>>>

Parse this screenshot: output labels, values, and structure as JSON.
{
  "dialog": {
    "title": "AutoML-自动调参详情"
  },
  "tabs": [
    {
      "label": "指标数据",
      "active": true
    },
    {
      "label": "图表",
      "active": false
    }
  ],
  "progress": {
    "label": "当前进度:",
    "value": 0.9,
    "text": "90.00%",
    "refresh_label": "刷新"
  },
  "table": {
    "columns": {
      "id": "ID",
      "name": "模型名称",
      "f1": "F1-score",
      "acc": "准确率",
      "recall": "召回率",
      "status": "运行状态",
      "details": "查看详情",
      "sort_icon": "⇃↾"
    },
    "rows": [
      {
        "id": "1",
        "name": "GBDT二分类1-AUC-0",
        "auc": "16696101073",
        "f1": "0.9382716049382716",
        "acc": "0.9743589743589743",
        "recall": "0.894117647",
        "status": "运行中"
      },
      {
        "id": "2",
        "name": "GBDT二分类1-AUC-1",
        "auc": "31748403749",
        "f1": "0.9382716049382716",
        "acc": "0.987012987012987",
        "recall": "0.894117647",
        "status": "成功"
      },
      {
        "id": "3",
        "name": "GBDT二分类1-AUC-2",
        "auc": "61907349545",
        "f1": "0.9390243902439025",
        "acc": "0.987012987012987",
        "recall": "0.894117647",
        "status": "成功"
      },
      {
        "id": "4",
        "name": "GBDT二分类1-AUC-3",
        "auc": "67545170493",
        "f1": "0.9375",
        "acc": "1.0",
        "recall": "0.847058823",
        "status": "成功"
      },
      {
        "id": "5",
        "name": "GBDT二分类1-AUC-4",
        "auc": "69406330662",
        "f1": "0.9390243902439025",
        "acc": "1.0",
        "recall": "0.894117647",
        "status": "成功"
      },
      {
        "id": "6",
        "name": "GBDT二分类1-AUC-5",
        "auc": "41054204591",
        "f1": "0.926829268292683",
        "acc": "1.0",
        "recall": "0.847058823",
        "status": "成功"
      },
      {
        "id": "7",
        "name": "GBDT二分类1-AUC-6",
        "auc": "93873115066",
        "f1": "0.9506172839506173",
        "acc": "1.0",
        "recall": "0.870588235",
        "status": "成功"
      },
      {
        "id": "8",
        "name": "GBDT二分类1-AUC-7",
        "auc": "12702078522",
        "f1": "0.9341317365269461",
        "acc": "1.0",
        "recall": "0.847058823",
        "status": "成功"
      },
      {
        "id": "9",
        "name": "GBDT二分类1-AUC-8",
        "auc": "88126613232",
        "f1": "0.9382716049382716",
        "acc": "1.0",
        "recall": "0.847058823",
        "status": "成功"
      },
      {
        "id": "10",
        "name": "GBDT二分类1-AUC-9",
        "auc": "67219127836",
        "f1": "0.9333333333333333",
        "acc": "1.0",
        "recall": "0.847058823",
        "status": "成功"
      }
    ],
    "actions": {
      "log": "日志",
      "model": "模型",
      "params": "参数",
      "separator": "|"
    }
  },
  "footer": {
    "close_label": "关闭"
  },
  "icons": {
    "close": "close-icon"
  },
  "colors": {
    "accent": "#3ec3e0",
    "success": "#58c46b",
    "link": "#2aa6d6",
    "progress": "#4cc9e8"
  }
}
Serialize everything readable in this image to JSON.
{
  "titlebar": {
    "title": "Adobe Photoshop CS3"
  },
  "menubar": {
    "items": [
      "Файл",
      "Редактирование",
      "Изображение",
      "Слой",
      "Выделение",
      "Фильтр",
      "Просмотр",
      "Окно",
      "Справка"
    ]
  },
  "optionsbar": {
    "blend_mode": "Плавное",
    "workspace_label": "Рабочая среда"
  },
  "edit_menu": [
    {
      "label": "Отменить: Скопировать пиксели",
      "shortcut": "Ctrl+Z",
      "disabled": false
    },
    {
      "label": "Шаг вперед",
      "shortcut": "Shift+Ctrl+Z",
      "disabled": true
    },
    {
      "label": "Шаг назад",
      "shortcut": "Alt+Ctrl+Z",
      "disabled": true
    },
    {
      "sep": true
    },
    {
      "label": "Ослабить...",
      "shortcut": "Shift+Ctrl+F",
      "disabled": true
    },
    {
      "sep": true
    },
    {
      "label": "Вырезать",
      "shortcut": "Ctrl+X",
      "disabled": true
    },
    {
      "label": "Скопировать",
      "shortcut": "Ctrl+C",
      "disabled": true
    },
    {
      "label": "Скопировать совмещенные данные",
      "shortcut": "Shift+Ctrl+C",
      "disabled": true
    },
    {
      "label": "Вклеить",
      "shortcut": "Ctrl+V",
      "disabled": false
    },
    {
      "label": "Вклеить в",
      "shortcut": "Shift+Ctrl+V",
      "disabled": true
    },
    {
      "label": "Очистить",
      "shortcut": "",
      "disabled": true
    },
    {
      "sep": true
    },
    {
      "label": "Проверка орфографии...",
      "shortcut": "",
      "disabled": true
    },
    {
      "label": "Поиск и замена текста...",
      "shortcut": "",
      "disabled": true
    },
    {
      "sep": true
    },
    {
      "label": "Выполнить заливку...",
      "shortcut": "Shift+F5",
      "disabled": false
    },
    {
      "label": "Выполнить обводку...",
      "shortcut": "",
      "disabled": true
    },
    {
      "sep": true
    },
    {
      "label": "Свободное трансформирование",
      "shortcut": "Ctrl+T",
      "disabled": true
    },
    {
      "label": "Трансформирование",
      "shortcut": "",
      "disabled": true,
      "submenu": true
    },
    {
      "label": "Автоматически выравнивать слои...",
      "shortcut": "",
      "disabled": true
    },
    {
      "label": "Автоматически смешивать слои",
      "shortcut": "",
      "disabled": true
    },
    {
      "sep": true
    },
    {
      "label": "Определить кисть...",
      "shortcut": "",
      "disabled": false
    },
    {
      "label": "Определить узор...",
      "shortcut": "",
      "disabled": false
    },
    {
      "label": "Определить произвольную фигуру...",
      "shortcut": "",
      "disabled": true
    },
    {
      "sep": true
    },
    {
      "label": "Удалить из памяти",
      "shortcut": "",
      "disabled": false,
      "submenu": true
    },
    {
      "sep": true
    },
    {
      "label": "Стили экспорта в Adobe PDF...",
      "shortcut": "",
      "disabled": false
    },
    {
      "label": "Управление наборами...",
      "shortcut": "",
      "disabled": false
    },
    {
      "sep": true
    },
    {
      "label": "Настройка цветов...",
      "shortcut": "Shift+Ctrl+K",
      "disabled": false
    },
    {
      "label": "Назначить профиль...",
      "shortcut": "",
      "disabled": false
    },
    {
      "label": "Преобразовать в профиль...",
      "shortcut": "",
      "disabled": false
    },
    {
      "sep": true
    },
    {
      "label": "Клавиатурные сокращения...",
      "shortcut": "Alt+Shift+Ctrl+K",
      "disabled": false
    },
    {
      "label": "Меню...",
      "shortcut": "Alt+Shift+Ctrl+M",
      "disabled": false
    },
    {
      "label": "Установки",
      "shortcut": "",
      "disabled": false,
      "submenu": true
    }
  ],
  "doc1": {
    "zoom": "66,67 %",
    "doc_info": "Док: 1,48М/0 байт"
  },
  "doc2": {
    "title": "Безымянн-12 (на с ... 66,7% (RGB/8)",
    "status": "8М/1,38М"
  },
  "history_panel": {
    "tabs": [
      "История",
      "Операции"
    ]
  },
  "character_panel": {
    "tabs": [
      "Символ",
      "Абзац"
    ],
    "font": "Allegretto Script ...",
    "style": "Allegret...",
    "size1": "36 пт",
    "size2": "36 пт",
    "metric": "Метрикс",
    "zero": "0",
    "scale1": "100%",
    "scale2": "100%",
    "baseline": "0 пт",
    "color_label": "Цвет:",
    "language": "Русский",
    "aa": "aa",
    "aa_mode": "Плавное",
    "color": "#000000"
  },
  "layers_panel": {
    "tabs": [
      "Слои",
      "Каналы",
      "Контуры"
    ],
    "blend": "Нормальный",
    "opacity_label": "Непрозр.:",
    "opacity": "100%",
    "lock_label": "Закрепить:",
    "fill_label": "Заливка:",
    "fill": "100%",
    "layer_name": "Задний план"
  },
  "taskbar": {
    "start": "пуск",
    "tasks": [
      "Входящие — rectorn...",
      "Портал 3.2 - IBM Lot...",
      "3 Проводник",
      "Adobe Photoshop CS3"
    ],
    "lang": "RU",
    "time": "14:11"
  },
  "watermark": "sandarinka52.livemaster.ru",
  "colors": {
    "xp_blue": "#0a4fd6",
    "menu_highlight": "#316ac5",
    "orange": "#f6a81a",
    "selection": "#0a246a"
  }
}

<<<

PROBLEM DETAILS:
Lines containing the string "JSON" should be counted; reply with their number and nothing more.

ANSWER TO THE TASK:
2